--- Begin ---
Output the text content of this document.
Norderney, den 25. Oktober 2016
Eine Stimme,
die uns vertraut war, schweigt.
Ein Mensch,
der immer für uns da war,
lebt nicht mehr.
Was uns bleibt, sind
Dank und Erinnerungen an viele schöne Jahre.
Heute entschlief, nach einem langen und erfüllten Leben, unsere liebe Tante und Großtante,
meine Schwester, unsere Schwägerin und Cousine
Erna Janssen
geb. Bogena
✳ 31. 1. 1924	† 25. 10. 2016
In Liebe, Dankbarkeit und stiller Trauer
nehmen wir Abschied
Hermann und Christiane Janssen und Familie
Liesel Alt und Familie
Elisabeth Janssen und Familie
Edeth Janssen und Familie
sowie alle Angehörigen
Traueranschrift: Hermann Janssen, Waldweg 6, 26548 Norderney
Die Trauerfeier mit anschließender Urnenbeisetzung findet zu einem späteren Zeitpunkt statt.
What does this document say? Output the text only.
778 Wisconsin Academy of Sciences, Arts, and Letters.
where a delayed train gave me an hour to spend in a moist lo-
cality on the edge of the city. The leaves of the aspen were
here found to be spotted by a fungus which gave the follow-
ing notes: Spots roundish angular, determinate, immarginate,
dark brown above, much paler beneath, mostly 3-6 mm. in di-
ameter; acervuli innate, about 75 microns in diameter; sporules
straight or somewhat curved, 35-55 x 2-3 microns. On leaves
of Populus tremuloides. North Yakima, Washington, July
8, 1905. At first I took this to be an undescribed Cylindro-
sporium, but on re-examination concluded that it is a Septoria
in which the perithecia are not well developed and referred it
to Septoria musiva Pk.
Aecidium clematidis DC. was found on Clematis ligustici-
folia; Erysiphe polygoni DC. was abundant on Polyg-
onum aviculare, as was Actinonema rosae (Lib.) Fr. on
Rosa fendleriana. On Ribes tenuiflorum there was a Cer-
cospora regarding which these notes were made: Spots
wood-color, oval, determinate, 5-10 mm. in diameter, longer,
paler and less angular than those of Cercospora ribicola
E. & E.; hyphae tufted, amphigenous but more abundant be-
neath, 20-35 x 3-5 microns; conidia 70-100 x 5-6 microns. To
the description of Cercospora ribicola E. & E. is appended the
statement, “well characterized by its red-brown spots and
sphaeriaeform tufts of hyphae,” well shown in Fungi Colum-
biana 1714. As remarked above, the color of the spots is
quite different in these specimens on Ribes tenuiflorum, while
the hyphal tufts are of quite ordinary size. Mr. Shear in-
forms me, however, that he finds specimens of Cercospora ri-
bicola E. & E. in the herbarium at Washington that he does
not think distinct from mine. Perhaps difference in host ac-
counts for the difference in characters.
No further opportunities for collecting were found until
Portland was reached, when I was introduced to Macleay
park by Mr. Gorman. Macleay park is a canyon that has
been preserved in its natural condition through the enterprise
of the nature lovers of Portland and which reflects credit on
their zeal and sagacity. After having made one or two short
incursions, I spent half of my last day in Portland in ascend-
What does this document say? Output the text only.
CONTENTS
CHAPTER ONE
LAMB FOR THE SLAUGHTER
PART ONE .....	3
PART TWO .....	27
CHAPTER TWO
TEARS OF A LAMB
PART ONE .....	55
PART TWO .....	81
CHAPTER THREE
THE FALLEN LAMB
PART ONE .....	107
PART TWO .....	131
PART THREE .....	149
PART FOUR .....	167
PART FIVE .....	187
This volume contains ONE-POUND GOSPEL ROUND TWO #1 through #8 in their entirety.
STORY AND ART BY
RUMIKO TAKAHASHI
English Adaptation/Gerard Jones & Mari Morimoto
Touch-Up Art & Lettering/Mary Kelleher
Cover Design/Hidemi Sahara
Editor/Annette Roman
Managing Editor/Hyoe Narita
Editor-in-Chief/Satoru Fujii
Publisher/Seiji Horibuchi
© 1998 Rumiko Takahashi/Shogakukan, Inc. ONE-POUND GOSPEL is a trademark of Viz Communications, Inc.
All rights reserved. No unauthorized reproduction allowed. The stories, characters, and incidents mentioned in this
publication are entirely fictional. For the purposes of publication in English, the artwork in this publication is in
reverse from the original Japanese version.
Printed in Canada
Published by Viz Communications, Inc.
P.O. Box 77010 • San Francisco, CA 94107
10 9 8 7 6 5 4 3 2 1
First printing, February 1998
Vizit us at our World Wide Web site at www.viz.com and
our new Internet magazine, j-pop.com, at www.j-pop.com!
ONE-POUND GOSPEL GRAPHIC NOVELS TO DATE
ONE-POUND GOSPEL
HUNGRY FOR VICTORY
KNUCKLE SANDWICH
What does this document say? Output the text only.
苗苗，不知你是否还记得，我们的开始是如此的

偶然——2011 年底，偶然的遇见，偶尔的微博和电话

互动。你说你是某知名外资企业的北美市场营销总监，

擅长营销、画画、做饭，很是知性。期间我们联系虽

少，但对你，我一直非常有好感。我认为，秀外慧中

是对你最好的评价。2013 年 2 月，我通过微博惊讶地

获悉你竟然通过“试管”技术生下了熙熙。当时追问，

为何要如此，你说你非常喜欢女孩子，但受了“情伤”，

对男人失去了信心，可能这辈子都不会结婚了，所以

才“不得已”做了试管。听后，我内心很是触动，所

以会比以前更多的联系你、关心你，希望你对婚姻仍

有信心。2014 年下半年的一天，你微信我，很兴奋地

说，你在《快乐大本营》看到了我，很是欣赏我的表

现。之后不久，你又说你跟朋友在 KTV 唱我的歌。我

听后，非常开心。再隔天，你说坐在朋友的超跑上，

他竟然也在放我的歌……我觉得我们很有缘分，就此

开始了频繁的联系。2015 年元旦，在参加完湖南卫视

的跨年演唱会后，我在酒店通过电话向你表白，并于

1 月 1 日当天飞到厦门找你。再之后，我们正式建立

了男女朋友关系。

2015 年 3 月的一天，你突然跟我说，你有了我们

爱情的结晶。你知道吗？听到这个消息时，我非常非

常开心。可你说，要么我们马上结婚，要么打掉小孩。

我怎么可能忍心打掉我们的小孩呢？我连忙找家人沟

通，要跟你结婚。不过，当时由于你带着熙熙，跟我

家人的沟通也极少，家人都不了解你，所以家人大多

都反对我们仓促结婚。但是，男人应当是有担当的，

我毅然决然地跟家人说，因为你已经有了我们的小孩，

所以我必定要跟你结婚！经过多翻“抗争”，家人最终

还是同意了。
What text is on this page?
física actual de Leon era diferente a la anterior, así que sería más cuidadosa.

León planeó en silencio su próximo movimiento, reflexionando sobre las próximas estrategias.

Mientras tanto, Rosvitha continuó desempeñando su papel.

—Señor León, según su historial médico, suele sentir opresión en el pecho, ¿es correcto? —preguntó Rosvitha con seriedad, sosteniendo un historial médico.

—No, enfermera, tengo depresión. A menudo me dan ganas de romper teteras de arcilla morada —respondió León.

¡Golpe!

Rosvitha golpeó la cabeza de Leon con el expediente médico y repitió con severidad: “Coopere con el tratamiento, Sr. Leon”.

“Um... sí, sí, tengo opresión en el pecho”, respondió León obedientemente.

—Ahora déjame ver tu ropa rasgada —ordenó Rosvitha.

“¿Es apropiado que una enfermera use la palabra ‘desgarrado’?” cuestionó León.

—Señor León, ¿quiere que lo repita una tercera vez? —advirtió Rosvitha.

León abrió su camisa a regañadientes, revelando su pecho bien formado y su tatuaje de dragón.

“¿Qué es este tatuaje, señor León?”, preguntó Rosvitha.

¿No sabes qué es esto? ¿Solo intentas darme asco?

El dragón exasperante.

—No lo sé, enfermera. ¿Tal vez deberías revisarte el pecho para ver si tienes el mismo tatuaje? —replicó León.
--- End ---
Set task:
Copy out the whole listing exactly; please set it all down.

Output of the exercise:
Output the text content of this document.
Norderney, den 25. Oktober 2016
Eine Stimme,
die uns vertraut war, schweigt.
Ein Mensch,
der immer für uns da war,
lebt nicht mehr.
Was uns bleibt, sind
Dank und Erinnerungen an viele schöne Jahre.
Heute entschlief, nach einem langen und erfüllten Leben, unsere liebe Tante und Großtante,
meine Schwester, unsere Schwägerin und Cousine
Erna Janssen
geb. Bogena
✳ 31. 1. 1924	† 25. 10. 2016
In Liebe, Dankbarkeit und stiller Trauer
nehmen wir Abschied
Hermann und Christiane Janssen und Familie
Liesel Alt und Familie
Elisabeth Janssen und Familie
Edeth Janssen und Familie
sowie alle Angehörigen
Traueranschrift: Hermann Janssen, Waldweg 6, 26548 Norderney
Die Trauerfeier mit anschließender Urnenbeisetzung findet zu einem späteren Zeitpunkt statt.
What does this document say? Output the text only.
778 Wisconsin Academy of Sciences, Arts, and Letters.
where a delayed train gave me an hour to spend in a moist lo-
cality on the edge of the city. The leaves of the aspen were
here found to be spotted by a fungus which gave the follow-
ing notes: Spots roundish angular, determinate, immarginate,
dark brown above, much paler beneath, mostly 3-6 mm. in di-
ameter; acervuli innate, about 75 microns in diameter; sporules
straight or somewhat curved, 35-55 x 2-3 microns. On leaves
of Populus tremuloides. North Yakima, Washington, July
8, 1905. At first I took this to be an undescribed Cylindro-
sporium, but on re-examination concluded that it is a Septoria
in which the perithecia are not well developed and referred it
to Septoria musiva Pk.
Aecidium clematidis DC. was found on Clematis ligustici-
folia; Erysiphe polygoni DC. was abundant on Polyg-
onum aviculare, as was Actinonema rosae (Lib.) Fr. on
Rosa fendleriana. On Ribes tenuiflorum there was a Cer-
cospora regarding which these notes were made: Spots
wood-color, oval, determinate, 5-10 mm. in diameter, longer,
paler and less angular than those of Cercospora ribicola
E. & E.; hyphae tufted, amphigenous but more abundant be-
neath, 20-35 x 3-5 microns; conidia 70-100 x 5-6 microns. To
the description of Cercospora ribicola E. & E. is appended the
statement, “well characterized by its red-brown spots and
sphaeriaeform tufts of hyphae,” well shown in Fungi Colum-
biana 1714. As remarked above, the color of the spots is
quite different in these specimens on Ribes tenuiflorum, while
the hyphal tufts are of quite ordinary size. Mr. Shear in-
forms me, however, that he finds specimens of Cercospora ri-
bicola E. & E. in the herbarium at Washington that he does
not think distinct from mine. Perhaps difference in host ac-
counts for the difference in characters.
No further opportunities for collecting were found until
Portland was reached, when I was introduced to Macleay
park by Mr. Gorman. Macleay park is a canyon that has
been preserved in its natural condition through the enterprise
of the nature lovers of Portland and which reflects credit on
their zeal and sagacity. After having made one or two short
incursions, I spent half of my last day in Portland in ascend-
What does this document say? Output the text only.
CONTENTS
CHAPTER ONE
LAMB FOR THE SLAUGHTER
PART ONE .....	3
PART TWO .....	27
CHAPTER TWO
TEARS OF A LAMB
PART ONE .....	55
PART TWO .....	81
CHAPTER THREE
THE FALLEN LAMB
PART ONE .....	107
PART TWO .....	131
PART THREE .....	149
PART FOUR .....	167
PART FIVE .....	187
This volume contains ONE-POUND GOSPEL ROUND TWO #1 through #8 in their entirety.
STORY AND ART BY
RUMIKO TAKAHASHI
English Adaptation/Gerard Jones & Mari Morimoto
Touch-Up Art & Lettering/Mary Kelleher
Cover Design/Hidemi Sahara
Editor/Annette Roman
Managing Editor/Hyoe Narita
Editor-in-Chief/Satoru Fujii
Publisher/Seiji Horibuchi
© 1998 Rumiko Takahashi/Shogakukan, Inc. ONE-POUND GOSPEL is a trademark of Viz Communications, Inc.
All rights reserved. No unauthorized reproduction allowed. The stories, characters, and incidents mentioned in this
publication are entirely fictional. For the purposes of publication in English, the artwork in this publication is in
reverse from the original Japanese version.
Printed in Canada
Published by Viz Communications, Inc.
P.O. Box 77010 • San Francisco, CA 94107
10 9 8 7 6 5 4 3 2 1
First printing, February 1998
Vizit us at our World Wide Web site at www.viz.com and
our new Internet magazine, j-pop.com, at www.j-pop.com!
ONE-POUND GOSPEL GRAPHIC NOVELS TO DATE
ONE-POUND GOSPEL
HUNGRY FOR VICTORY
KNUCKLE SANDWICH
What does this document say? Output the text only.
苗苗，不知你是否还记得，我们的开始是如此的

偶然——2011 年底，偶然的遇见，偶尔的微博和电话

互动。你说你是某知名外资企业的北美市场营销总监，

擅长营销、画画、做饭，很是知性。期间我们联系虽

少，但对你，我一直非常有好感。我认为，秀外慧中

是对你最好的评价。2013 年 2 月，我通过微博惊讶地

获悉你竟然通过“试管”技术生下了熙熙。当时追问，

为何要如此，你说你非常喜欢女孩子，但受了“情伤”，

对男人失去了信心，可能这辈子都不会结婚了，所以

才“不得已”做了试管。听后，我内心很是触动，所

以会比以前更多的联系你、关心你，希望你对婚姻仍

有信心。2014 年下半年的一天，你微信我，很兴奋地

说，你在《快乐大本营》看到了我，很是欣赏我的表

现。之后不久，你又说你跟朋友在 KTV 唱我的歌。我

听后，非常开心。再隔天，你说坐在朋友的超跑上，

他竟然也在放我的歌……我觉得我们很有缘分，就此

开始了频繁的联系。2015 年元旦，在参加完湖南卫视

的跨年演唱会后，我在酒店通过电话向你表白，并于

1 月 1 日当天飞到厦门找你。再之后，我们正式建立

了男女朋友关系。

2015 年 3 月的一天，你突然跟我说，你有了我们

爱情的结晶。你知道吗？听到这个消息时，我非常非

常开心。可你说，要么我们马上结婚，要么打掉小孩。

我怎么可能忍心打掉我们的小孩呢？我连忙找家人沟

通，要跟你结婚。不过，当时由于你带着熙熙，跟我

家人的沟通也极少，家人都不了解你，所以家人大多

都反对我们仓促结婚。但是，男人应当是有担当的，

我毅然决然地跟家人说，因为你已经有了我们的小孩，

所以我必定要跟你结婚！经过多翻“抗争”，家人最终

还是同意了。
What text is on this page?
física actual de Leon era diferente a la anterior, así que sería más cuidadosa.

León planeó en silencio su próximo movimiento, reflexionando sobre las próximas estrategias.

Mientras tanto, Rosvitha continuó desempeñando su papel.

—Señor León, según su historial médico, suele sentir opresión en el pecho, ¿es correcto? —preguntó Rosvitha con seriedad, sosteniendo un historial médico.

—No, enfermera, tengo depresión. A menudo me dan ganas de romper teteras de arcilla morada —respondió León.

¡Golpe!

Rosvitha golpeó la cabeza de Leon con el expediente médico y repitió con severidad: “Coopere con el tratamiento, Sr. Leon”.

“Um... sí, sí, tengo opresión en el pecho”, respondió León obedientemente.

—Ahora déjame ver tu ropa rasgada —ordenó Rosvitha.

“¿Es apropiado que una enfermera use la palabra ‘desgarrado’?” cuestionó León.

—Señor León, ¿quiere que lo repita una tercera vez? —advirtió Rosvitha.

León abrió su camisa a regañadientes, revelando su pecho bien formado y su tatuaje de dragón.

“¿Qué es este tatuaje, señor León?”, preguntó Rosvitha.

¿No sabes qué es esto? ¿Solo intentas darme asco?

El dragón exasperante.

—No lo sé, enfermera. ¿Tal vez deberías revisarte el pecho para ver si tienes el mismo tatuaje? —replicó León.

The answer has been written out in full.